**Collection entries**
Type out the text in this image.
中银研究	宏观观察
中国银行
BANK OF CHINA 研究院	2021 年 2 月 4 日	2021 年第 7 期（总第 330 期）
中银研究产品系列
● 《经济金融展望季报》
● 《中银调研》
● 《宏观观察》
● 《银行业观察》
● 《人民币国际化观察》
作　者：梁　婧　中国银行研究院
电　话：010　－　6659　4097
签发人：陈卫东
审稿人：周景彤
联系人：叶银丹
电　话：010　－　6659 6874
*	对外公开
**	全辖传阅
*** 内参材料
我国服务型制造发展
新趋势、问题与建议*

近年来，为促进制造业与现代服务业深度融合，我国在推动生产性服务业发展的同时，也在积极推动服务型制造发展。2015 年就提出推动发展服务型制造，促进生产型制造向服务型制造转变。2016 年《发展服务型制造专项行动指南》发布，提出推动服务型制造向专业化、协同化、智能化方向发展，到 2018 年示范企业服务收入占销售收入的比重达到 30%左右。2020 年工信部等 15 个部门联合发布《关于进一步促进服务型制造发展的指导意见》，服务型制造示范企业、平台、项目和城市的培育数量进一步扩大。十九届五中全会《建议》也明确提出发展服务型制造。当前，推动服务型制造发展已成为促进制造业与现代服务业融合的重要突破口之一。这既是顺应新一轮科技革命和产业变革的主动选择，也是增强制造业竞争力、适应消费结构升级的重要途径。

**Your objective**
Give an exact repetition of all the material.

**Answer to the task**
Type out the text in this image.
中银研究	宏观观察
中国银行
BANK OF CHINA 研究院	2021 年 2 月 4 日	2021 年第 7 期（总第 330 期）
中银研究产品系列
● 《经济金融展望季报》
● 《中银调研》
● 《宏观观察》
● 《银行业观察》
● 《人民币国际化观察》
作　者：梁　婧　中国银行研究院
电　话：010　－　6659　4097
签发人：陈卫东
审稿人：周景彤
联系人：叶银丹
电　话：010　－　6659 6874
*	对外公开
**	全辖传阅
*** 内参材料
我国服务型制造发展
新趋势、问题与建议*

近年来，为促进制造业与现代服务业深度融合，我国在推动生产性服务业发展的同时，也在积极推动服务型制造发展。2015 年就提出推动发展服务型制造，促进生产型制造向服务型制造转变。2016 年《发展服务型制造专项行动指南》发布，提出推动服务型制造向专业化、协同化、智能化方向发展，到 2018 年示范企业服务收入占销售收入的比重达到 30%左右。2020 年工信部等 15 个部门联合发布《关于进一步促进服务型制造发展的指导意见》，服务型制造示范企业、平台、项目和城市的培育数量进一步扩大。十九届五中全会《建议》也明确提出发展服务型制造。当前，推动服务型制造发展已成为促进制造业与现代服务业融合的重要突破口之一。这既是顺应新一轮科技革命和产业变革的主动选择，也是增强制造业竞争力、适应消费结构升级的重要途径。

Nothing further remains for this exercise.